_Material provided_.
::::::::::
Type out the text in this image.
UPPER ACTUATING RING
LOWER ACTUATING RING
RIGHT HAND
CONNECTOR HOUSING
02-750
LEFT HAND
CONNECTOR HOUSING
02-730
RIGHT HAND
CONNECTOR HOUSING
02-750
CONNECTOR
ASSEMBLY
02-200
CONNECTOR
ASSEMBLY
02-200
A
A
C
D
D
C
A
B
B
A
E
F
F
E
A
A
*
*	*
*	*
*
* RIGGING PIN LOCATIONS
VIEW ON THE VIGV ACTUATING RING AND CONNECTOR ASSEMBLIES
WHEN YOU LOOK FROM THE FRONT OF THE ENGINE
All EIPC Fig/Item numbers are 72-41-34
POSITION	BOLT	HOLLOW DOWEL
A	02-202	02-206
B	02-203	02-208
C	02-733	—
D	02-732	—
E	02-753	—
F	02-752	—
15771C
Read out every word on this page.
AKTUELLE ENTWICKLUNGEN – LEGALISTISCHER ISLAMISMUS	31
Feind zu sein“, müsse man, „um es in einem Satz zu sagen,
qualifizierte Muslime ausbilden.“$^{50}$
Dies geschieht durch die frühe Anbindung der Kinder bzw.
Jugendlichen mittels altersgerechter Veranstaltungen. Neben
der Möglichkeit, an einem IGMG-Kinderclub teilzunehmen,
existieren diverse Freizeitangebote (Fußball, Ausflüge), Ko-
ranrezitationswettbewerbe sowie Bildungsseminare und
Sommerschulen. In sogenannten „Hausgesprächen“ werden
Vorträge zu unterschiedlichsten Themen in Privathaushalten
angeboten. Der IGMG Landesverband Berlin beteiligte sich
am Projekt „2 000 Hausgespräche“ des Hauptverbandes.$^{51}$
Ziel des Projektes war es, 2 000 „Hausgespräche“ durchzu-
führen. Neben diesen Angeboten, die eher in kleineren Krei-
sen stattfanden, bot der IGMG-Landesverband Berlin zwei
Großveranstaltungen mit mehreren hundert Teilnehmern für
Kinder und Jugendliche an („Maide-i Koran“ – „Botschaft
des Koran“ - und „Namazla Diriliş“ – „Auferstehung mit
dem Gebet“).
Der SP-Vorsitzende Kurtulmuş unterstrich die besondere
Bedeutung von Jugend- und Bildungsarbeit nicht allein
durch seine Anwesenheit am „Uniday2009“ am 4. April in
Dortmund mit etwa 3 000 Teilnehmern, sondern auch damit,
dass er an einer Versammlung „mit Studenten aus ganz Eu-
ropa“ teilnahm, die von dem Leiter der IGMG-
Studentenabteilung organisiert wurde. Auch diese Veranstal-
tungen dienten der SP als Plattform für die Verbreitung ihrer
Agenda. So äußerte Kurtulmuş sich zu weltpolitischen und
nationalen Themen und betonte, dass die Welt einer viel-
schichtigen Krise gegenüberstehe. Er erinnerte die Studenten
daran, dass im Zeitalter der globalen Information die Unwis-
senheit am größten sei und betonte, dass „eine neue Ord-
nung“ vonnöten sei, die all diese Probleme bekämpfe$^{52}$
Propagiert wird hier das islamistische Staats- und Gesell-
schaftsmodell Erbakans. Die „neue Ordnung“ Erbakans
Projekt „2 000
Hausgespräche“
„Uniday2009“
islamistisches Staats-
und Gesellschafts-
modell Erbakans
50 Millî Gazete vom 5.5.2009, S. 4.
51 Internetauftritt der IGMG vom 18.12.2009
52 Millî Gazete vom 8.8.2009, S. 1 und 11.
::::::::::
Extract each line from the listing above, please, and repeat it exactly.

_Full output_.
Type out the text in this image.
UPPER ACTUATING RING
LOWER ACTUATING RING
RIGHT HAND
CONNECTOR HOUSING
02-750
LEFT HAND
CONNECTOR HOUSING
02-730
RIGHT HAND
CONNECTOR HOUSING
02-750
CONNECTOR
ASSEMBLY
02-200
CONNECTOR
ASSEMBLY
02-200
A
A
C
D
D
C
A
B
B
A
E
F
F
E
A
A
*
*	*
*	*
*
* RIGGING PIN LOCATIONS
VIEW ON THE VIGV ACTUATING RING AND CONNECTOR ASSEMBLIES
WHEN YOU LOOK FROM THE FRONT OF THE ENGINE
All EIPC Fig/Item numbers are 72-41-34
POSITION	BOLT	HOLLOW DOWEL
A	02-202	02-206
B	02-203	02-208
C	02-733	—
D	02-732	—
E	02-753	—
F	02-752	—
15771C
Read out every word on this page.
AKTUELLE ENTWICKLUNGEN – LEGALISTISCHER ISLAMISMUS	31
Feind zu sein“, müsse man, „um es in einem Satz zu sagen,
qualifizierte Muslime ausbilden.“$^{50}$
Dies geschieht durch die frühe Anbindung der Kinder bzw.
Jugendlichen mittels altersgerechter Veranstaltungen. Neben
der Möglichkeit, an einem IGMG-Kinderclub teilzunehmen,
existieren diverse Freizeitangebote (Fußball, Ausflüge), Ko-
ranrezitationswettbewerbe sowie Bildungsseminare und
Sommerschulen. In sogenannten „Hausgesprächen“ werden
Vorträge zu unterschiedlichsten Themen in Privathaushalten
angeboten. Der IGMG Landesverband Berlin beteiligte sich
am Projekt „2 000 Hausgespräche“ des Hauptverbandes.$^{51}$
Ziel des Projektes war es, 2 000 „Hausgespräche“ durchzu-
führen. Neben diesen Angeboten, die eher in kleineren Krei-
sen stattfanden, bot der IGMG-Landesverband Berlin zwei
Großveranstaltungen mit mehreren hundert Teilnehmern für
Kinder und Jugendliche an („Maide-i Koran“ – „Botschaft
des Koran“ - und „Namazla Diriliş“ – „Auferstehung mit
dem Gebet“).
Der SP-Vorsitzende Kurtulmuş unterstrich die besondere
Bedeutung von Jugend- und Bildungsarbeit nicht allein
durch seine Anwesenheit am „Uniday2009“ am 4. April in
Dortmund mit etwa 3 000 Teilnehmern, sondern auch damit,
dass er an einer Versammlung „mit Studenten aus ganz Eu-
ropa“ teilnahm, die von dem Leiter der IGMG-
Studentenabteilung organisiert wurde. Auch diese Veranstal-
tungen dienten der SP als Plattform für die Verbreitung ihrer
Agenda. So äußerte Kurtulmuş sich zu weltpolitischen und
nationalen Themen und betonte, dass die Welt einer viel-
schichtigen Krise gegenüberstehe. Er erinnerte die Studenten
daran, dass im Zeitalter der globalen Information die Unwis-
senheit am größten sei und betonte, dass „eine neue Ord-
nung“ vonnöten sei, die all diese Probleme bekämpfe$^{52}$
Propagiert wird hier das islamistische Staats- und Gesell-
schaftsmodell Erbakans. Die „neue Ordnung“ Erbakans
Projekt „2 000
Hausgespräche“
„Uniday2009“
islamistisches Staats-
und Gesellschafts-
modell Erbakans
50 Millî Gazete vom 5.5.2009, S. 4.
51 Internetauftritt der IGMG vom 18.12.2009
52 Millî Gazete vom 8.8.2009, S. 1 und 11.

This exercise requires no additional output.